LISTED ENTRIES start

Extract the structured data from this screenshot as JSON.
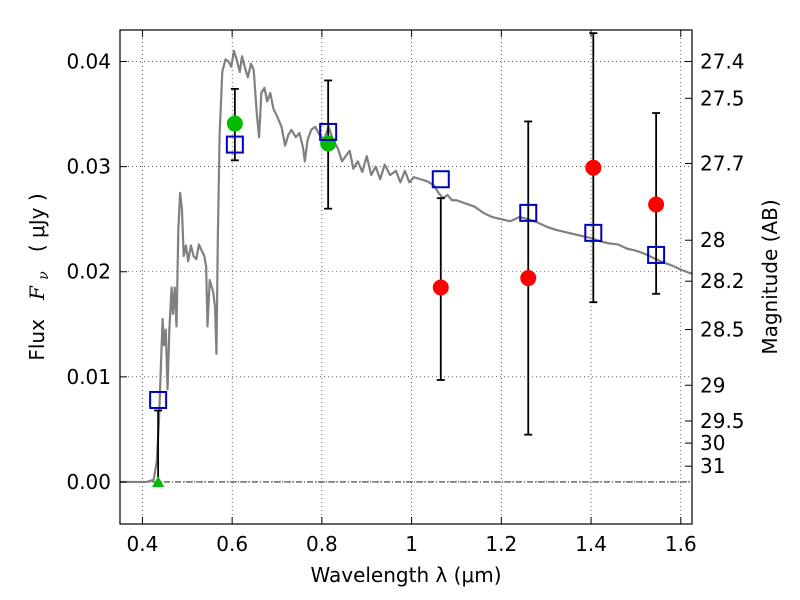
{
  "chart_data": {
    "type": "scatter",
    "xlabel": "Wavelength  λ (μm)",
    "ylabel_left": {
      "prefix": "Flux  ",
      "symbol": "F",
      "sub": "ν",
      "unit": "  ( μJy )"
    },
    "ylabel_right": "Magnitude (AB)",
    "xlim": [
      0.35,
      1.625
    ],
    "ylim": [
      -0.004,
      0.043
    ],
    "x_ticks": [
      {
        "value": 0.4,
        "label": "0.4"
      },
      {
        "value": 0.6,
        "label": "0.6"
      },
      {
        "value": 0.8,
        "label": "0.8"
      },
      {
        "value": 1.0,
        "label": "1"
      },
      {
        "value": 1.2,
        "label": "1.2"
      },
      {
        "value": 1.4,
        "label": "1.4"
      },
      {
        "value": 1.6,
        "label": "1.6"
      }
    ],
    "y_ticks": [
      {
        "value": 0.0,
        "label": "0.00"
      },
      {
        "value": 0.01,
        "label": "0.01"
      },
      {
        "value": 0.02,
        "label": "0.02"
      },
      {
        "value": 0.03,
        "label": "0.03"
      },
      {
        "value": 0.04,
        "label": "0.04"
      }
    ],
    "magnitude_ticks": [
      {
        "flux": 0.04,
        "label": "27.4"
      },
      {
        "flux": 0.0365,
        "label": "27.5"
      },
      {
        "flux": 0.0303,
        "label": "27.7"
      },
      {
        "flux": 0.023,
        "label": "28"
      },
      {
        "flux": 0.0191,
        "label": "28.2"
      },
      {
        "flux": 0.0145,
        "label": "28.5"
      },
      {
        "flux": 0.0092,
        "label": "29"
      },
      {
        "flux": 0.0058,
        "label": "29.5"
      },
      {
        "flux": 0.0037,
        "label": "30"
      },
      {
        "flux": 0.0015,
        "label": "31"
      }
    ],
    "grid": true,
    "colors": {
      "model": "#808080",
      "observed": "#ff0000",
      "optical": "#00bb00",
      "synthetic": "#0000bb",
      "errorbar": "#000000"
    },
    "series": [
      {
        "kind": "model_spectrum",
        "points": [
          [
            0.35,
            0.0
          ],
          [
            0.41,
            0.0
          ],
          [
            0.425,
            0.0002
          ],
          [
            0.432,
            0.002
          ],
          [
            0.437,
            0.006
          ],
          [
            0.442,
            0.012
          ],
          [
            0.445,
            0.0155
          ],
          [
            0.448,
            0.013
          ],
          [
            0.452,
            0.0145
          ],
          [
            0.456,
            0.0088
          ],
          [
            0.46,
            0.0145
          ],
          [
            0.465,
            0.0185
          ],
          [
            0.468,
            0.016
          ],
          [
            0.472,
            0.0185
          ],
          [
            0.476,
            0.0148
          ],
          [
            0.48,
            0.024
          ],
          [
            0.484,
            0.0275
          ],
          [
            0.488,
            0.026
          ],
          [
            0.492,
            0.0215
          ],
          [
            0.497,
            0.0225
          ],
          [
            0.502,
            0.021
          ],
          [
            0.508,
            0.0225
          ],
          [
            0.514,
            0.0215
          ],
          [
            0.52,
            0.0212
          ],
          [
            0.526,
            0.0226
          ],
          [
            0.532,
            0.022
          ],
          [
            0.538,
            0.0215
          ],
          [
            0.542,
            0.0205
          ],
          [
            0.545,
            0.0148
          ],
          [
            0.55,
            0.0192
          ],
          [
            0.555,
            0.0185
          ],
          [
            0.558,
            0.018
          ],
          [
            0.562,
            0.0165
          ],
          [
            0.565,
            0.0122
          ],
          [
            0.568,
            0.023
          ],
          [
            0.572,
            0.033
          ],
          [
            0.578,
            0.039
          ],
          [
            0.585,
            0.0402
          ],
          [
            0.592,
            0.04
          ],
          [
            0.598,
            0.0395
          ],
          [
            0.604,
            0.041
          ],
          [
            0.61,
            0.0402
          ],
          [
            0.617,
            0.039
          ],
          [
            0.622,
            0.0405
          ],
          [
            0.628,
            0.0395
          ],
          [
            0.635,
            0.0385
          ],
          [
            0.642,
            0.0398
          ],
          [
            0.648,
            0.0392
          ],
          [
            0.655,
            0.035
          ],
          [
            0.66,
            0.0328
          ],
          [
            0.665,
            0.037
          ],
          [
            0.672,
            0.0375
          ],
          [
            0.678,
            0.0362
          ],
          [
            0.685,
            0.037
          ],
          [
            0.692,
            0.0355
          ],
          [
            0.7,
            0.0348
          ],
          [
            0.71,
            0.0338
          ],
          [
            0.718,
            0.032
          ],
          [
            0.725,
            0.033
          ],
          [
            0.732,
            0.0335
          ],
          [
            0.742,
            0.0328
          ],
          [
            0.75,
            0.0332
          ],
          [
            0.758,
            0.0318
          ],
          [
            0.762,
            0.0305
          ],
          [
            0.768,
            0.0325
          ],
          [
            0.776,
            0.0335
          ],
          [
            0.785,
            0.0338
          ],
          [
            0.795,
            0.033
          ],
          [
            0.805,
            0.0326
          ],
          [
            0.815,
            0.0338
          ],
          [
            0.825,
            0.0325
          ],
          [
            0.835,
            0.0318
          ],
          [
            0.845,
            0.0305
          ],
          [
            0.853,
            0.031
          ],
          [
            0.862,
            0.0315
          ],
          [
            0.87,
            0.0298
          ],
          [
            0.88,
            0.0305
          ],
          [
            0.89,
            0.0295
          ],
          [
            0.9,
            0.031
          ],
          [
            0.91,
            0.0292
          ],
          [
            0.92,
            0.03
          ],
          [
            0.93,
            0.0288
          ],
          [
            0.94,
            0.0302
          ],
          [
            0.952,
            0.0292
          ],
          [
            0.965,
            0.0296
          ],
          [
            0.975,
            0.0285
          ],
          [
            0.985,
            0.0296
          ],
          [
            0.995,
            0.0285
          ],
          [
            1.005,
            0.029
          ],
          [
            1.02,
            0.0288
          ],
          [
            1.035,
            0.0286
          ],
          [
            1.05,
            0.0282
          ],
          [
            1.06,
            0.0275
          ],
          [
            1.07,
            0.027
          ],
          [
            1.08,
            0.0273
          ],
          [
            1.09,
            0.0268
          ],
          [
            1.1,
            0.0268
          ],
          [
            1.12,
            0.0265
          ],
          [
            1.14,
            0.0262
          ],
          [
            1.16,
            0.0256
          ],
          [
            1.18,
            0.0252
          ],
          [
            1.2,
            0.025
          ],
          [
            1.22,
            0.0248
          ],
          [
            1.24,
            0.0252
          ],
          [
            1.26,
            0.025
          ],
          [
            1.28,
            0.0247
          ],
          [
            1.3,
            0.0243
          ],
          [
            1.32,
            0.024
          ],
          [
            1.34,
            0.0238
          ],
          [
            1.36,
            0.0236
          ],
          [
            1.38,
            0.0234
          ],
          [
            1.4,
            0.0232
          ],
          [
            1.42,
            0.0229
          ],
          [
            1.44,
            0.0227
          ],
          [
            1.46,
            0.0226
          ],
          [
            1.48,
            0.0222
          ],
          [
            1.5,
            0.022
          ],
          [
            1.52,
            0.0217
          ],
          [
            1.54,
            0.0213
          ],
          [
            1.56,
            0.0209
          ],
          [
            1.58,
            0.0206
          ],
          [
            1.6,
            0.0202
          ],
          [
            1.625,
            0.0198
          ]
        ]
      },
      {
        "kind": "observed_photometry",
        "points": [
          {
            "x": 1.065,
            "y": 0.0185,
            "err_low": 0.0097,
            "err_high": 0.027
          },
          {
            "x": 1.26,
            "y": 0.0194,
            "err_low": 0.0045,
            "err_high": 0.0343
          },
          {
            "x": 1.405,
            "y": 0.0299,
            "err_low": 0.0171,
            "err_high": 0.0427
          },
          {
            "x": 1.545,
            "y": 0.0264,
            "err_low": 0.0179,
            "err_high": 0.0351
          }
        ]
      },
      {
        "kind": "optical_photometry",
        "points": [
          {
            "x": 0.606,
            "y": 0.0341,
            "err_low": 0.0306,
            "err_high": 0.0374
          },
          {
            "x": 0.814,
            "y": 0.0322,
            "err_low": 0.026,
            "err_high": 0.0382
          }
        ]
      },
      {
        "kind": "optical_upper_limit",
        "points": [
          {
            "x": 0.435,
            "y": 0.0,
            "err_high": 0.0068
          }
        ]
      },
      {
        "kind": "synthetic_photometry",
        "points": [
          {
            "x": 0.435,
            "y": 0.0078
          },
          {
            "x": 0.606,
            "y": 0.0321
          },
          {
            "x": 0.814,
            "y": 0.0333
          },
          {
            "x": 1.065,
            "y": 0.0288
          },
          {
            "x": 1.26,
            "y": 0.0256
          },
          {
            "x": 1.405,
            "y": 0.0237
          },
          {
            "x": 1.545,
            "y": 0.0216
          }
        ]
      }
    ]
  }
}
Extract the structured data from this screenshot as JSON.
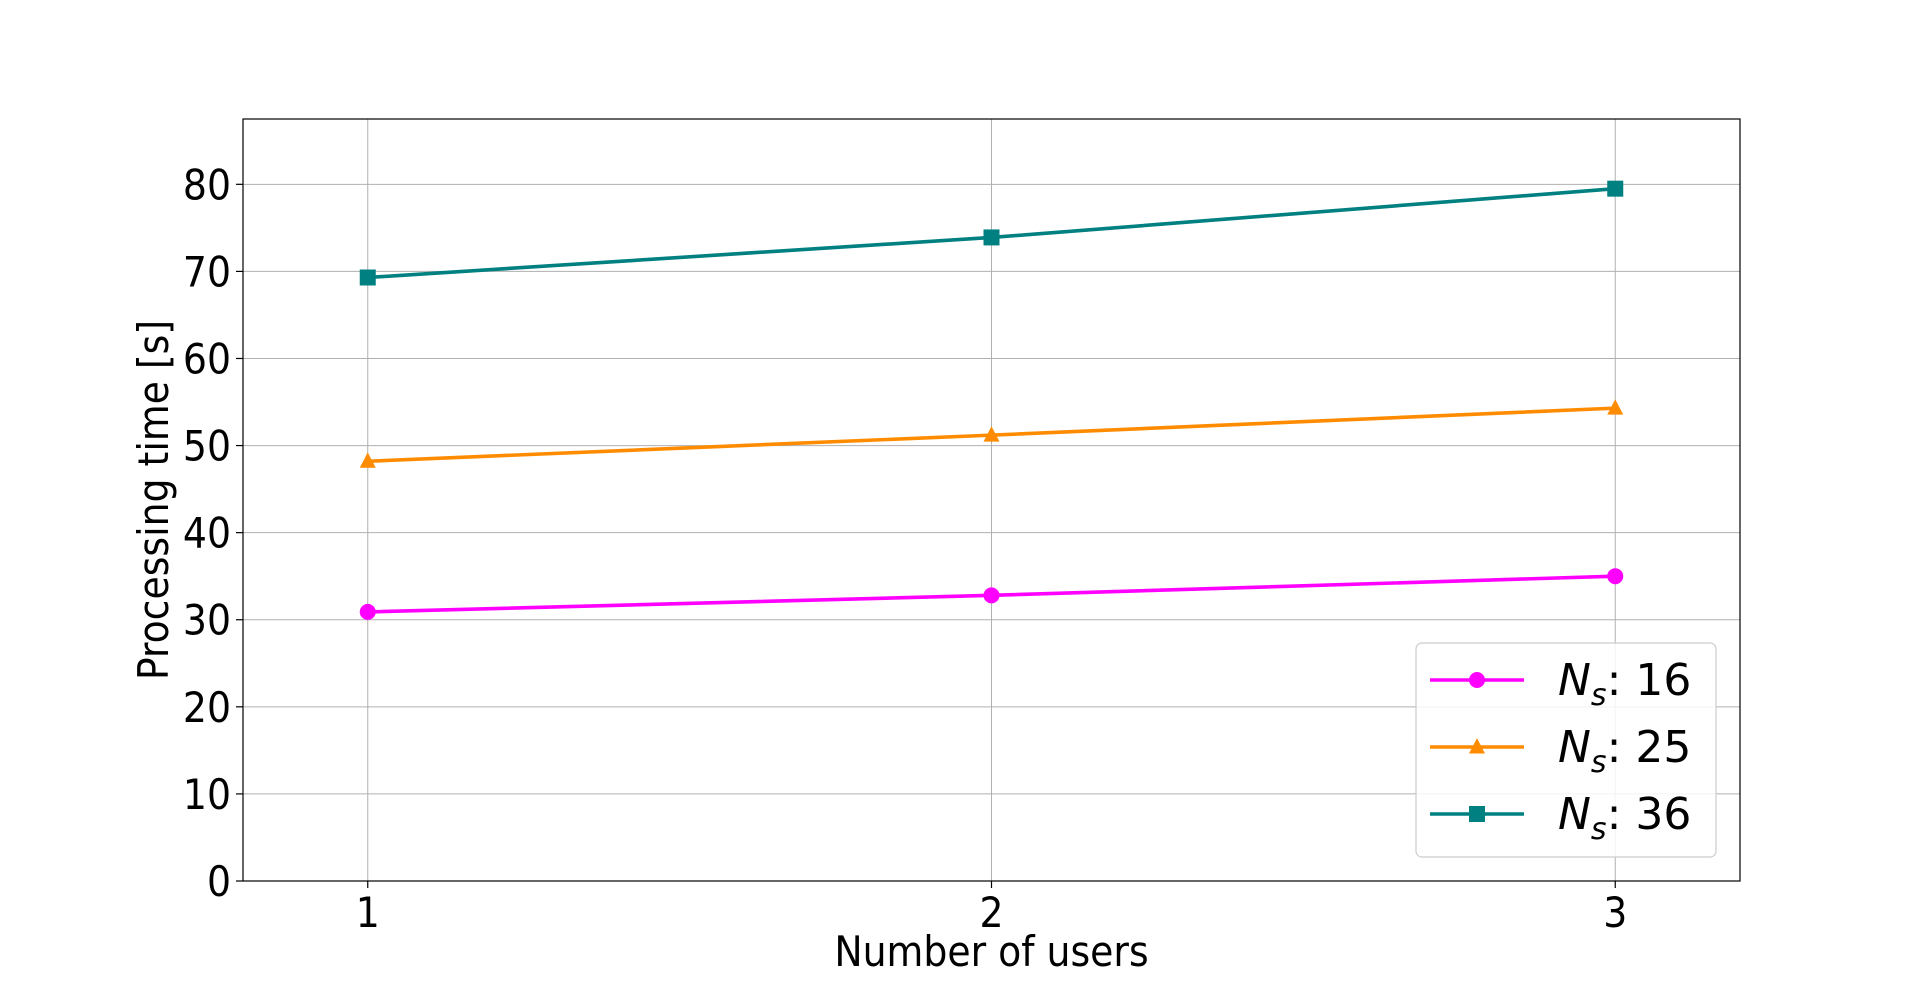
{
  "chart_data": {
    "type": "line",
    "title": "",
    "xlabel": "Number of users",
    "ylabel": "Processing time [s]",
    "x": [
      1,
      2,
      3
    ],
    "xticks": [
      "1",
      "2",
      "3"
    ],
    "xlim": [
      0.8,
      3.2
    ],
    "ylim": [
      0,
      87.5
    ],
    "yticks": [
      "0",
      "10",
      "20",
      "30",
      "40",
      "50",
      "60",
      "70",
      "80"
    ],
    "grid": true,
    "legend_position": "bottom-right",
    "series": [
      {
        "name": "N",
        "subscript": "s",
        "suffix": ": 16",
        "values": [
          30.9,
          32.8,
          35.0
        ],
        "color": "#ff00ff",
        "marker": "circle"
      },
      {
        "name": "N",
        "subscript": "s",
        "suffix": ": 25",
        "values": [
          48.2,
          51.2,
          54.3
        ],
        "color": "#ff8c00",
        "marker": "triangle"
      },
      {
        "name": "N",
        "subscript": "s",
        "suffix": ": 36",
        "values": [
          69.3,
          73.9,
          79.5
        ],
        "color": "#008080",
        "marker": "square"
      }
    ]
  }
}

LISTED ENTRIES end

Count the lines of these entries that hold the string "marker", and give only that number.

*RESULT FOR THIS EXERCISE*: 3